WORK TO COMPLETE => Drop every picture and give the entries back exactly.

Collected data:
·····

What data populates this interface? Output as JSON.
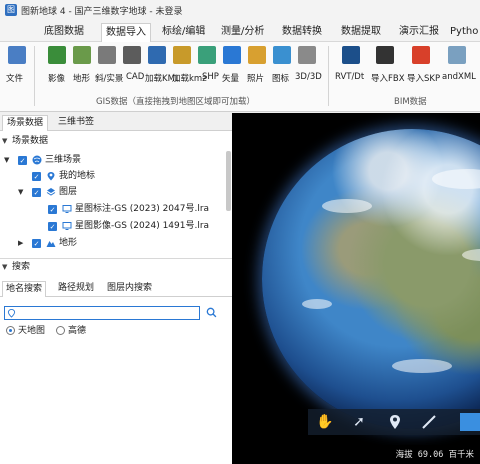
{
  "window": {
    "title": "图新地球 4 - 国产三维数字地球 - 未登录"
  },
  "menu": {
    "tabs": [
      "底图数据",
      "数据导入",
      "标绘/编辑",
      "测量/分析",
      "数据转换",
      "数据提取",
      "演示汇报",
      "Pytho"
    ],
    "active_index": 1
  },
  "ribbon": {
    "file_label": "文件",
    "gis_buttons": [
      "影像",
      "地形",
      "斜/实景",
      "CAD",
      "加载KML",
      "加载kmz",
      "SHP",
      "矢量",
      "照片",
      "图标",
      "3D/3D"
    ],
    "gis_group_label": "GIS数据（直接拖拽到地图区域即可加载）",
    "bim_buttons": [
      "RVT/Dt",
      "导入FBX",
      "导入SKP",
      "andXML"
    ],
    "bim_group_label": "BIM数据",
    "icon_colors": {
      "file": "#4a7ec4",
      "image": "#3a8d3a",
      "terrain": "#6a9a4a",
      "oblique": "#7a7a7a",
      "cad": "#5c5c5c",
      "kml": "#2f6ab0",
      "kmz": "#c89a2a",
      "shp": "#3aa07a",
      "vector": "#2a78d4",
      "photo": "#d8a030",
      "icon": "#3a90d0",
      "model": "#8a8a8a",
      "rvt": "#1c4f8a",
      "fbx": "#333333",
      "skp": "#d8402a",
      "landxml": "#7aa0c0"
    }
  },
  "left": {
    "tabs": [
      "场景数据",
      "三维书签"
    ],
    "active_tab": 0,
    "scene_section": "场景数据",
    "tree": {
      "root": "三维场景",
      "my_marks": "我的地标",
      "layers": "图层",
      "layer_items": [
        "星图标注-GS (2023) 2047号.lra",
        "星图影像-GS (2024) 1491号.lra"
      ],
      "terrain": "地形"
    },
    "search_section": "搜索",
    "search_tabs": [
      "地名搜索",
      "路径规划",
      "图层内搜索"
    ],
    "search_active": 0,
    "search_value": "",
    "radio_options": [
      "天地图",
      "高德"
    ],
    "radio_selected": 0
  },
  "viewport": {
    "status": "海拔 69.06 百千米",
    "tools": [
      "pan-hand-icon",
      "select-cursor-icon",
      "place-mark-icon",
      "draw-line-icon"
    ]
  }
}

·····

TASK SOLUTION =>
What data populates this interface? Output as JSON.
{
  "window": {
    "title": "图新地球 4 - 国产三维数字地球 - 未登录"
  },
  "menu": {
    "tabs": [
      "底图数据",
      "数据导入",
      "标绘/编辑",
      "测量/分析",
      "数据转换",
      "数据提取",
      "演示汇报",
      "Pytho"
    ],
    "active_index": 1
  },
  "ribbon": {
    "file_label": "文件",
    "gis_buttons": [
      "影像",
      "地形",
      "斜/实景",
      "CAD",
      "加载KML",
      "加载kmz",
      "SHP",
      "矢量",
      "照片",
      "图标",
      "3D/3D"
    ],
    "gis_group_label": "GIS数据（直接拖拽到地图区域即可加载）",
    "bim_buttons": [
      "RVT/Dt",
      "导入FBX",
      "导入SKP",
      "andXML"
    ],
    "bim_group_label": "BIM数据",
    "icon_colors": {
      "file": "#4a7ec4",
      "image": "#3a8d3a",
      "terrain": "#6a9a4a",
      "oblique": "#7a7a7a",
      "cad": "#5c5c5c",
      "kml": "#2f6ab0",
      "kmz": "#c89a2a",
      "shp": "#3aa07a",
      "vector": "#2a78d4",
      "photo": "#d8a030",
      "icon": "#3a90d0",
      "model": "#8a8a8a",
      "rvt": "#1c4f8a",
      "fbx": "#333333",
      "skp": "#d8402a",
      "landxml": "#7aa0c0"
    }
  },
  "left": {
    "tabs": [
      "场景数据",
      "三维书签"
    ],
    "active_tab": 0,
    "scene_section": "场景数据",
    "tree": {
      "root": "三维场景",
      "my_marks": "我的地标",
      "layers": "图层",
      "layer_items": [
        "星图标注-GS (2023) 2047号.lra",
        "星图影像-GS (2024) 1491号.lra"
      ],
      "terrain": "地形"
    },
    "search_section": "搜索",
    "search_tabs": [
      "地名搜索",
      "路径规划",
      "图层内搜索"
    ],
    "search_active": 0,
    "search_value": "",
    "radio_options": [
      "天地图",
      "高德"
    ],
    "radio_selected": 0
  },
  "viewport": {
    "status": "海拔 69.06 百千米",
    "tools": [
      "pan-hand-icon",
      "select-cursor-icon",
      "place-mark-icon",
      "draw-line-icon"
    ]
  }
}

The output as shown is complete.